# Provided information start

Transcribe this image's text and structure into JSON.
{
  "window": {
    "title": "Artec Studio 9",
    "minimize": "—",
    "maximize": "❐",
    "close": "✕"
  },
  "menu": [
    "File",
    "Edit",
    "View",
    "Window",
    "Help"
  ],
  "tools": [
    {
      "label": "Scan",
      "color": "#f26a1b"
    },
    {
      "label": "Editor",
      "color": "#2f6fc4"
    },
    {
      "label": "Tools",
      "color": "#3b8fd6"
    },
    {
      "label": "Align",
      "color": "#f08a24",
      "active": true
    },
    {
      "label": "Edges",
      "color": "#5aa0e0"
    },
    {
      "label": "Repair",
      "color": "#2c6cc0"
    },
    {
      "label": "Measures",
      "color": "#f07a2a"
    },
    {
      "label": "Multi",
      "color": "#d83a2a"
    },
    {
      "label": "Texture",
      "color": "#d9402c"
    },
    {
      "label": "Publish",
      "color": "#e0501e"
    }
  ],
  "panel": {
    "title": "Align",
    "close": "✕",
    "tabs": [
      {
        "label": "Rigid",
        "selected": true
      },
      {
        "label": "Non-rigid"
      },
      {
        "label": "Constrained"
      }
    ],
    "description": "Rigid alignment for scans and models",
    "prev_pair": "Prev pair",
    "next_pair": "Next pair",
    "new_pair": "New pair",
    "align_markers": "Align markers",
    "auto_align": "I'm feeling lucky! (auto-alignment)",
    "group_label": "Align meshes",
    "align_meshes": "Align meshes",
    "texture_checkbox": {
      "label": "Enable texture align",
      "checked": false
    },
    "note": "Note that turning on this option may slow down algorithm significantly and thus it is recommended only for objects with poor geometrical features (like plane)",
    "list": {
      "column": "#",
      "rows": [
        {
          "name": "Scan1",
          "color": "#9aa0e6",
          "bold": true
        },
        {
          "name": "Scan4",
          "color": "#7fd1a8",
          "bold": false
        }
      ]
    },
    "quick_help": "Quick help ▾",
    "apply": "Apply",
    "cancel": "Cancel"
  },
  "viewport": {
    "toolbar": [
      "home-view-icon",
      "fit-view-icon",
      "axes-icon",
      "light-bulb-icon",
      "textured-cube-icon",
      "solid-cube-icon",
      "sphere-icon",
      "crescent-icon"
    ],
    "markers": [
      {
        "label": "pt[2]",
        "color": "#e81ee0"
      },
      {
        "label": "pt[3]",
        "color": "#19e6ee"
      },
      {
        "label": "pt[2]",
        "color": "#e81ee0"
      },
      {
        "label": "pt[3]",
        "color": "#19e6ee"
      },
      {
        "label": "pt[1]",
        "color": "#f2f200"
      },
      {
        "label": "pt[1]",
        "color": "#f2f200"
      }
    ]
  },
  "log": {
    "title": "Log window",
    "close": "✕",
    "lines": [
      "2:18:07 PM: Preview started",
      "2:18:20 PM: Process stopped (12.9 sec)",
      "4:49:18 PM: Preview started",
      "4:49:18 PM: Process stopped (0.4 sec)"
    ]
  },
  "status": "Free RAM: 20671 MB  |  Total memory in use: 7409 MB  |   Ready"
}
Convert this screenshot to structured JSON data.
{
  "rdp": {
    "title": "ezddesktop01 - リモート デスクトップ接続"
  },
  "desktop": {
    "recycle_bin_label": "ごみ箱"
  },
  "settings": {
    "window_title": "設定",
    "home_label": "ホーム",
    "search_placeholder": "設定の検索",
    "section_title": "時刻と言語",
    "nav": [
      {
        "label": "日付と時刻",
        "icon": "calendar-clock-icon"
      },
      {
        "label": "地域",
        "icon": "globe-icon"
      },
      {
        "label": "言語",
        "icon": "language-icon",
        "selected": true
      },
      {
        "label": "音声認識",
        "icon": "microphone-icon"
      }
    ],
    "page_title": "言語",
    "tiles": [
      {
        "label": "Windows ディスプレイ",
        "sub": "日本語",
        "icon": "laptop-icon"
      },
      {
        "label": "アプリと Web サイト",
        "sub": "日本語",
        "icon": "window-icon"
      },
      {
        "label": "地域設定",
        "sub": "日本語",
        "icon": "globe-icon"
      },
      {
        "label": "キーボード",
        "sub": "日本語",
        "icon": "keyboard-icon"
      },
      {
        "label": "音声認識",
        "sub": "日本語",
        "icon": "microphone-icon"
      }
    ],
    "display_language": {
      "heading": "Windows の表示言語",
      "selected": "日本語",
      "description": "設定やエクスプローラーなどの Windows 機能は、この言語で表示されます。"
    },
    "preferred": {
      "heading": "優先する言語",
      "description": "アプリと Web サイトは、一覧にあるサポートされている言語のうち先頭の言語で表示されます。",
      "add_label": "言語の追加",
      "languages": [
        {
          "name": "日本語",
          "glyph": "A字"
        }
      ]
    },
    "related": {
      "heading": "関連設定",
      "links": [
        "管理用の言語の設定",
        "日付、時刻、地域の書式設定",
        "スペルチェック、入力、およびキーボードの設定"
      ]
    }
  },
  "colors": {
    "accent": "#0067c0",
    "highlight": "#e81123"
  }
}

# Provided information end

• [Exercise brief] Copy out all lines that carry the word "alignment".

• [Complete output]
    "description": "Rigid alignment for scans and models",
    "auto_align": "I'm feeling lucky! (auto-alignment)",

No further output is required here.